Below is a block of records; reproduce all of them exactly and leave out any pictures.

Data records

-- BEGIN --

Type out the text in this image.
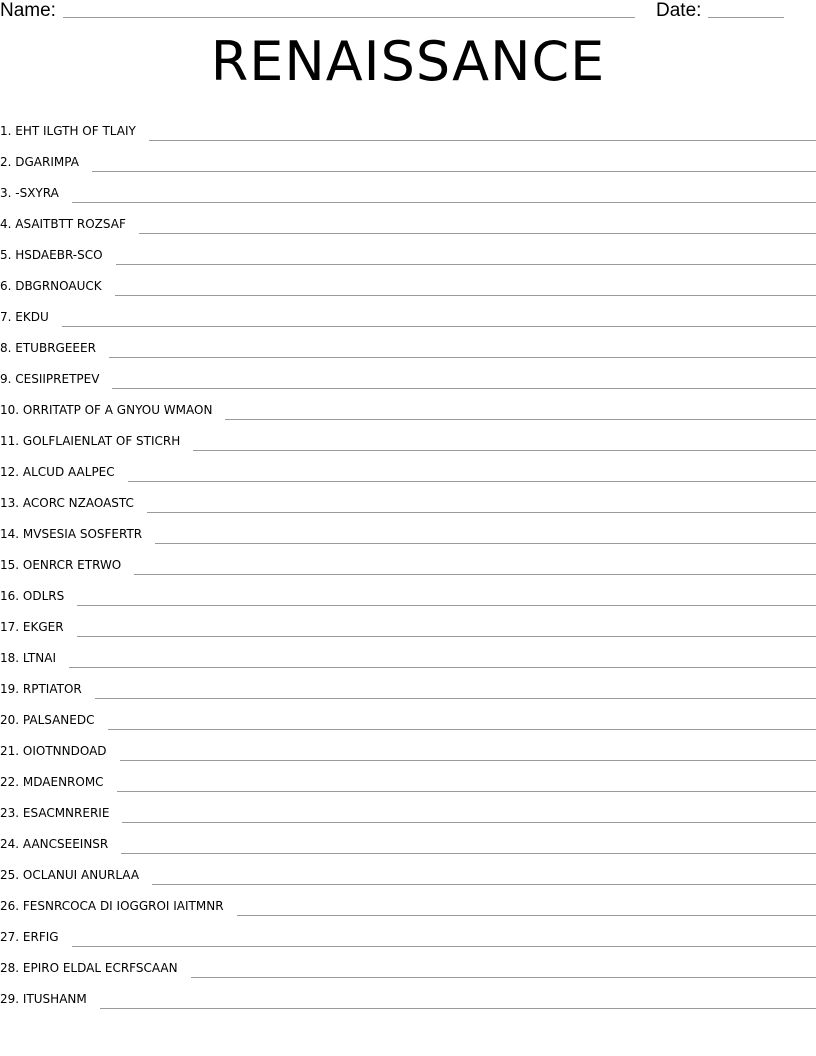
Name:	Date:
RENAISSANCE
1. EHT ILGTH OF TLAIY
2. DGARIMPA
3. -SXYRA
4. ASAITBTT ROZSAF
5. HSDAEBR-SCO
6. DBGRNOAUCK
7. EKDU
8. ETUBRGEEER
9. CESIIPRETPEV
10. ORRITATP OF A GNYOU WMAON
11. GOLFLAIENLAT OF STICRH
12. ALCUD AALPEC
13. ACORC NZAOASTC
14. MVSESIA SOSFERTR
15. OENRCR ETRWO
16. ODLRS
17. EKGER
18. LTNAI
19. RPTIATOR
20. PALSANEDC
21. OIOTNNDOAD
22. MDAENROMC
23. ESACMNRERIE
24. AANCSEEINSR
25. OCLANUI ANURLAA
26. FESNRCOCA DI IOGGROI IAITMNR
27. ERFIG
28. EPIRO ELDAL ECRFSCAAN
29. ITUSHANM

-- END --

# [THE COMPLETED TASK]
Type out the text in this image.
Name:	Date:
RENAISSANCE
1. EHT ILGTH OF TLAIY
2. DGARIMPA
3. -SXYRA
4. ASAITBTT ROZSAF
5. HSDAEBR-SCO
6. DBGRNOAUCK
7. EKDU
8. ETUBRGEEER
9. CESIIPRETPEV
10. ORRITATP OF A GNYOU WMAON
11. GOLFLAIENLAT OF STICRH
12. ALCUD AALPEC
13. ACORC NZAOASTC
14. MVSESIA SOSFERTR
15. OENRCR ETRWO
16. ODLRS
17. EKGER
18. LTNAI
19. RPTIATOR
20. PALSANEDC
21. OIOTNNDOAD
22. MDAENROMC
23. ESACMNRERIE
24. AANCSEEINSR
25. OCLANUI ANURLAA
26. FESNRCOCA DI IOGGROI IAITMNR
27. ERFIG
28. EPIRO ELDAL ECRFSCAAN
29. ITUSHANM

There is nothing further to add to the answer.